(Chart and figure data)
----------------

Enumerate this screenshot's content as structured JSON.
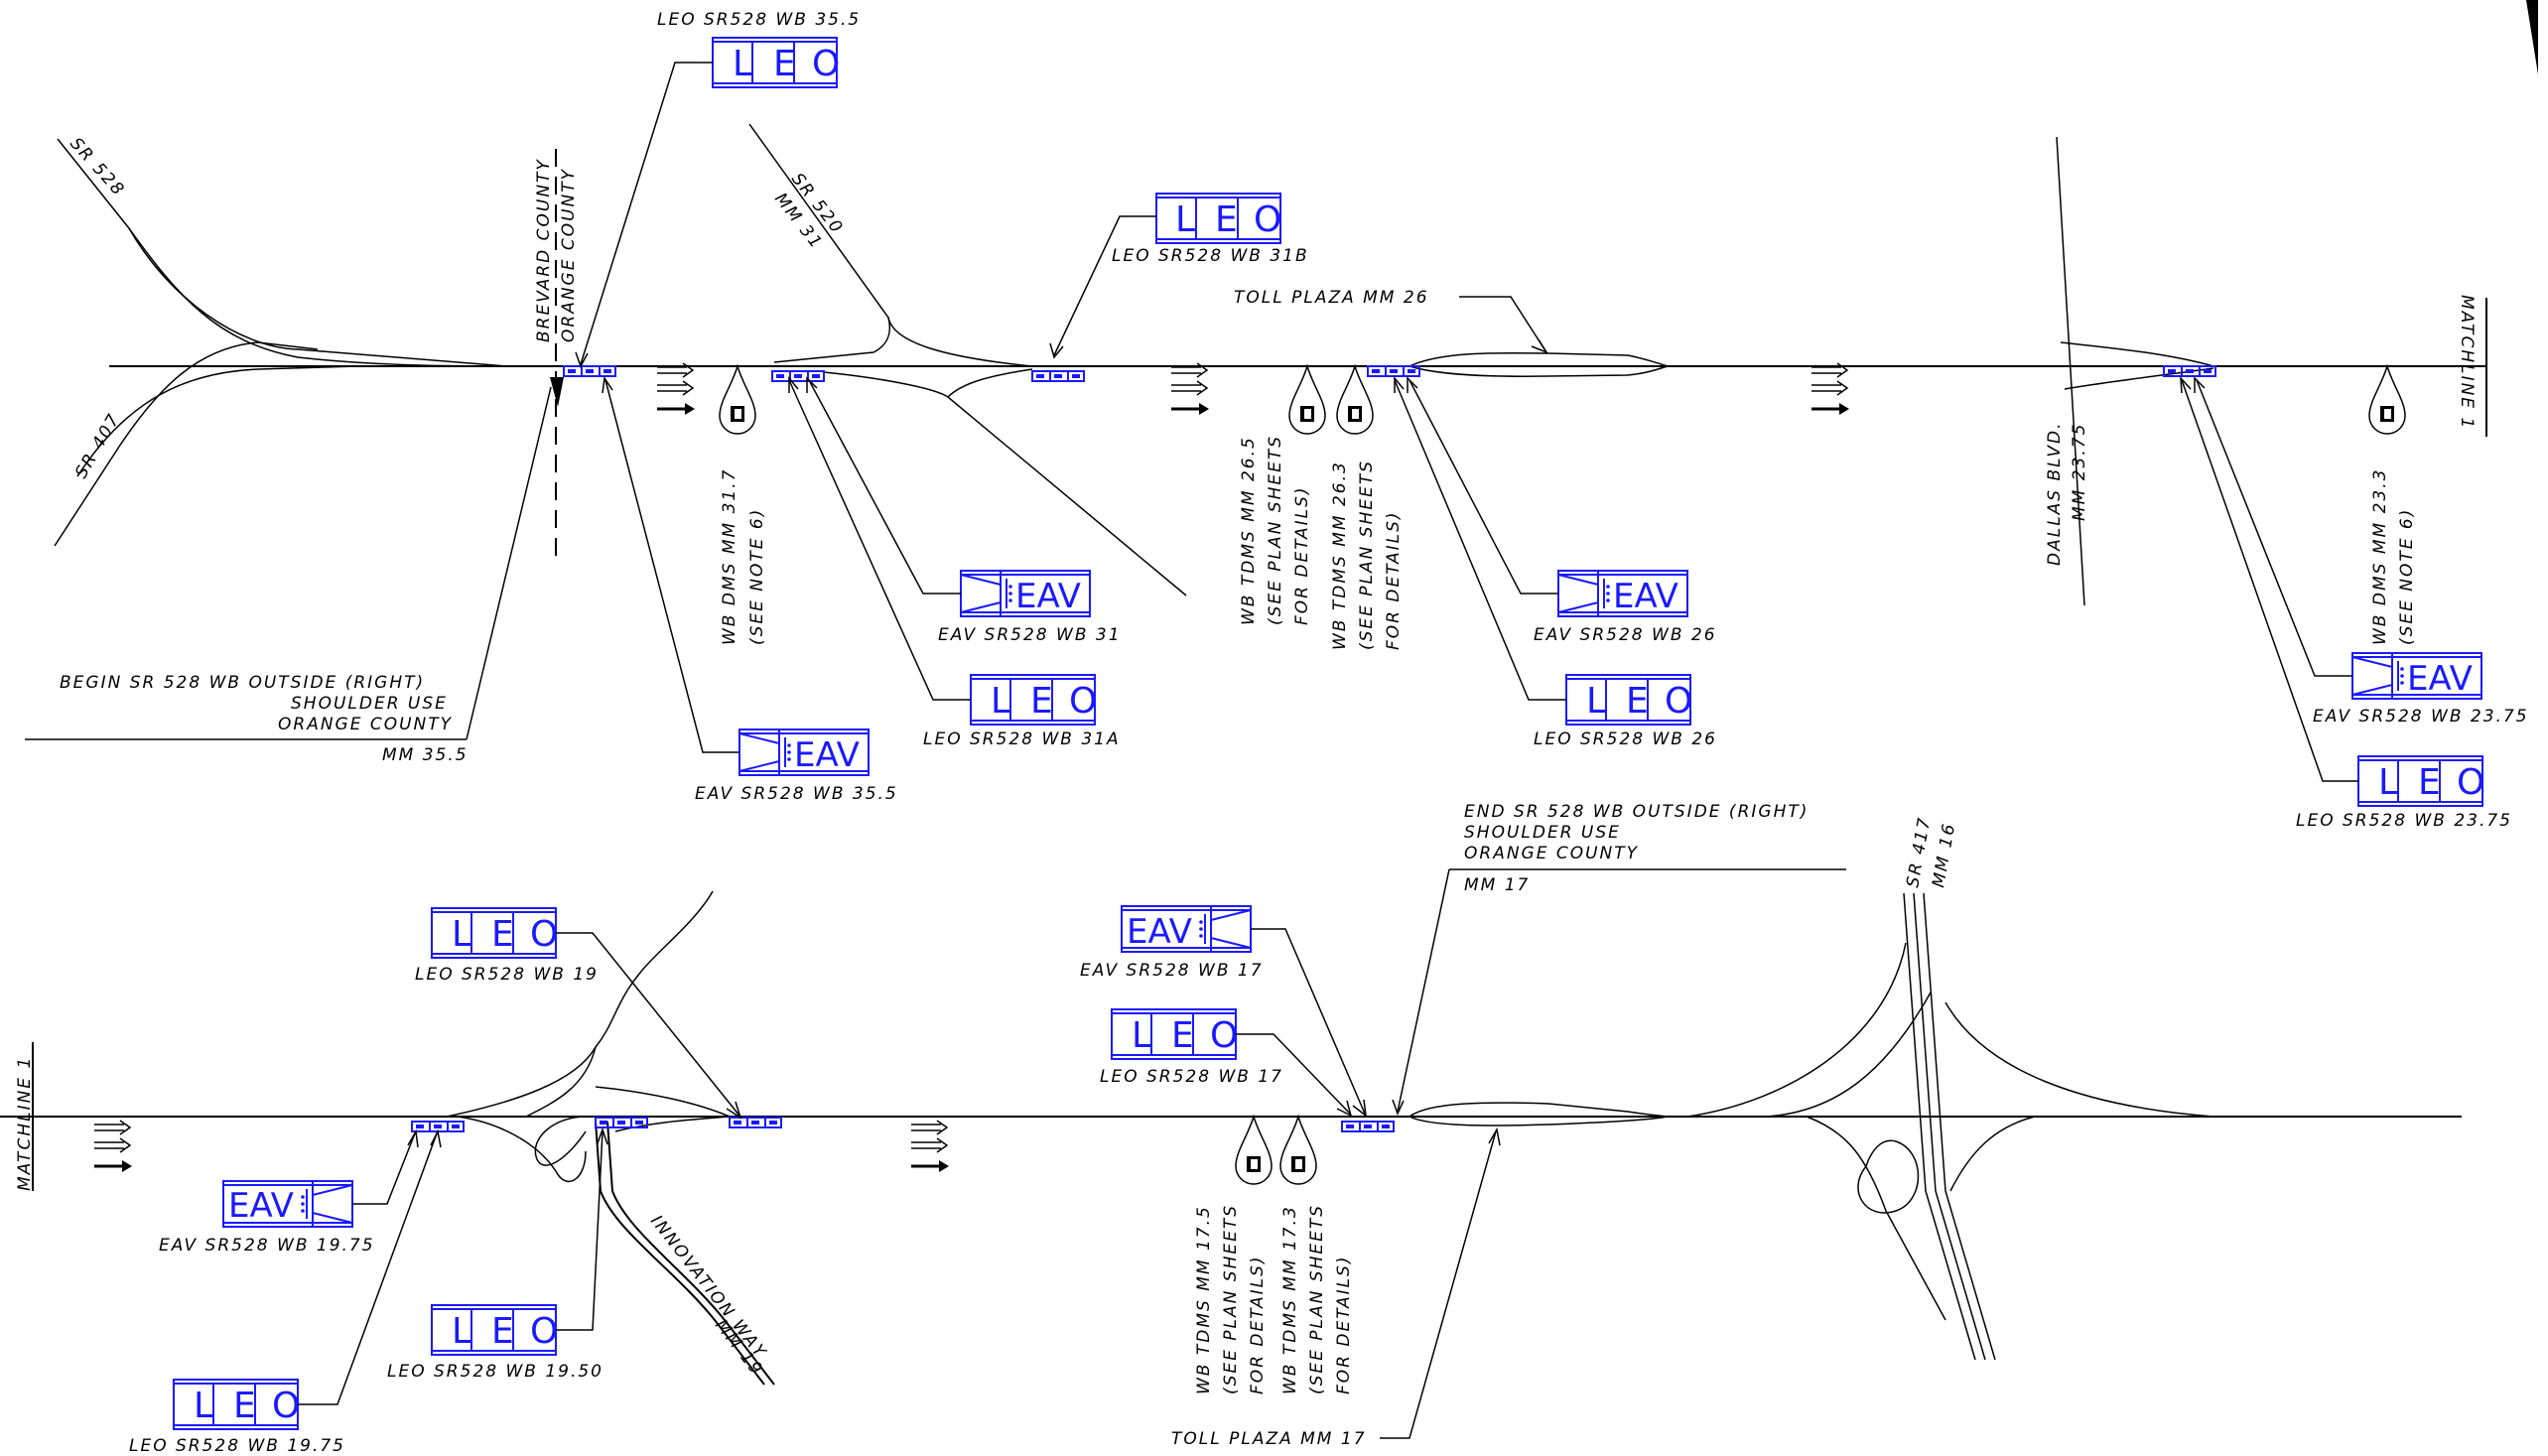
{
  "labels": {
    "leo_355": "LEO  SR528  WB  35.5",
    "sr528": "SR  528",
    "sr407": "SR  407",
    "brevard": "BREVARD  COUNTY",
    "orange": "ORANGE  COUNTY",
    "sr520": "SR  520",
    "mm31": "MM  31",
    "leo_31b": "LEO  SR528  WB  31B",
    "toll26": "TOLL  PLAZA  MM  26",
    "matchline_top": "MATCHLINE  1",
    "dallas": "DALLAS  BLVD.",
    "mm2375": "MM  23.75",
    "dms317a": "WB  DMS  MM  31.7",
    "dms317b": "(SEE  NOTE  6)",
    "eav31": "EAV  SR528  WB  31",
    "leo31a": "LEO  SR528  WB  31A",
    "tdms265a": "WB  TDMS  MM  26.5",
    "tdms265b": "(SEE  PLAN  SHEETS",
    "tdms265c": "FOR  DETAILS)",
    "tdms263a": "WB  TDMS  MM  26.3",
    "tdms263b": "(SEE  PLAN  SHEETS",
    "tdms263c": "FOR  DETAILS)",
    "eav26": "EAV  SR528  WB  26",
    "leo26": "LEO  SR528  WB  26",
    "dms233a": "WB  DMS  MM  23.3",
    "dms233b": "(SEE  NOTE  6)",
    "eav2375": "EAV  SR528  WB  23.75",
    "leo2375": "LEO  SR528  WB  23.75",
    "begin1": "BEGIN  SR  528  WB  OUTSIDE  (RIGHT)",
    "begin2": "SHOULDER  USE",
    "begin3": "ORANGE  COUNTY",
    "begin4": "MM  35.5",
    "eav355": "EAV  SR528  WB  35.5",
    "end1": "END  SR  528  WB  OUTSIDE  (RIGHT)",
    "end2": "SHOULDER  USE",
    "end3": "ORANGE  COUNTY",
    "end4": "MM  17",
    "sr417": "SR  417",
    "mm16": "MM  16",
    "leo19": "LEO  SR528  WB  19",
    "matchline_bot": "MATCHLINE  1",
    "eav1975": "EAV  SR528  WB  19.75",
    "leo1950": "LEO  SR528  WB  19.50",
    "leo1975": "LEO  SR528  WB  19.75",
    "innovation": "INNOVATION  WAY",
    "mm19": "MM  19",
    "eav17": "EAV  SR528  WB  17",
    "leo17": "LEO  SR528  WB  17",
    "tdms175a": "WB  TDMS  MM  17.5",
    "tdms175b": "(SEE  PLAN  SHEETS",
    "tdms175c": "FOR  DETAILS)",
    "tdms173a": "WB  TDMS  MM  17.3",
    "tdms173b": "(SEE  PLAN  SHEETS",
    "tdms173c": "FOR  DETAILS)",
    "toll17": "TOLL  PLAZA  MM  17"
  },
  "sign_text": {
    "L": "L",
    "E": "E",
    "O": "O",
    "eav": "EAV"
  },
  "colors": {
    "sign": "#1a1aff",
    "line": "#000000"
  }
}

----------------

** What is asked **
Copy the material shown above in full and exactly. Skip the pictures.

** Expected output **
Enumerate this screenshot's content as structured JSON.
{
  "labels": {
    "leo_355": "LEO  SR528  WB  35.5",
    "sr528": "SR  528",
    "sr407": "SR  407",
    "brevard": "BREVARD  COUNTY",
    "orange": "ORANGE  COUNTY",
    "sr520": "SR  520",
    "mm31": "MM  31",
    "leo_31b": "LEO  SR528  WB  31B",
    "toll26": "TOLL  PLAZA  MM  26",
    "matchline_top": "MATCHLINE  1",
    "dallas": "DALLAS  BLVD.",
    "mm2375": "MM  23.75",
    "dms317a": "WB  DMS  MM  31.7",
    "dms317b": "(SEE  NOTE  6)",
    "eav31": "EAV  SR528  WB  31",
    "leo31a": "LEO  SR528  WB  31A",
    "tdms265a": "WB  TDMS  MM  26.5",
    "tdms265b": "(SEE  PLAN  SHEETS",
    "tdms265c": "FOR  DETAILS)",
    "tdms263a": "WB  TDMS  MM  26.3",
    "tdms263b": "(SEE  PLAN  SHEETS",
    "tdms263c": "FOR  DETAILS)",
    "eav26": "EAV  SR528  WB  26",
    "leo26": "LEO  SR528  WB  26",
    "dms233a": "WB  DMS  MM  23.3",
    "dms233b": "(SEE  NOTE  6)",
    "eav2375": "EAV  SR528  WB  23.75",
    "leo2375": "LEO  SR528  WB  23.75",
    "begin1": "BEGIN  SR  528  WB  OUTSIDE  (RIGHT)",
    "begin2": "SHOULDER  USE",
    "begin3": "ORANGE  COUNTY",
    "begin4": "MM  35.5",
    "eav355": "EAV  SR528  WB  35.5",
    "end1": "END  SR  528  WB  OUTSIDE  (RIGHT)",
    "end2": "SHOULDER  USE",
    "end3": "ORANGE  COUNTY",
    "end4": "MM  17",
    "sr417": "SR  417",
    "mm16": "MM  16",
    "leo19": "LEO  SR528  WB  19",
    "matchline_bot": "MATCHLINE  1",
    "eav1975": "EAV  SR528  WB  19.75",
    "leo1950": "LEO  SR528  WB  19.50",
    "leo1975": "LEO  SR528  WB  19.75",
    "innovation": "INNOVATION  WAY",
    "mm19": "MM  19",
    "eav17": "EAV  SR528  WB  17",
    "leo17": "LEO  SR528  WB  17",
    "tdms175a": "WB  TDMS  MM  17.5",
    "tdms175b": "(SEE  PLAN  SHEETS",
    "tdms175c": "FOR  DETAILS)",
    "tdms173a": "WB  TDMS  MM  17.3",
    "tdms173b": "(SEE  PLAN  SHEETS",
    "tdms173c": "FOR  DETAILS)",
    "toll17": "TOLL  PLAZA  MM  17"
  },
  "sign_text": {
    "L": "L",
    "E": "E",
    "O": "O",
    "eav": "EAV"
  },
  "colors": {
    "sign": "#1a1aff",
    "line": "#000000"
  }
}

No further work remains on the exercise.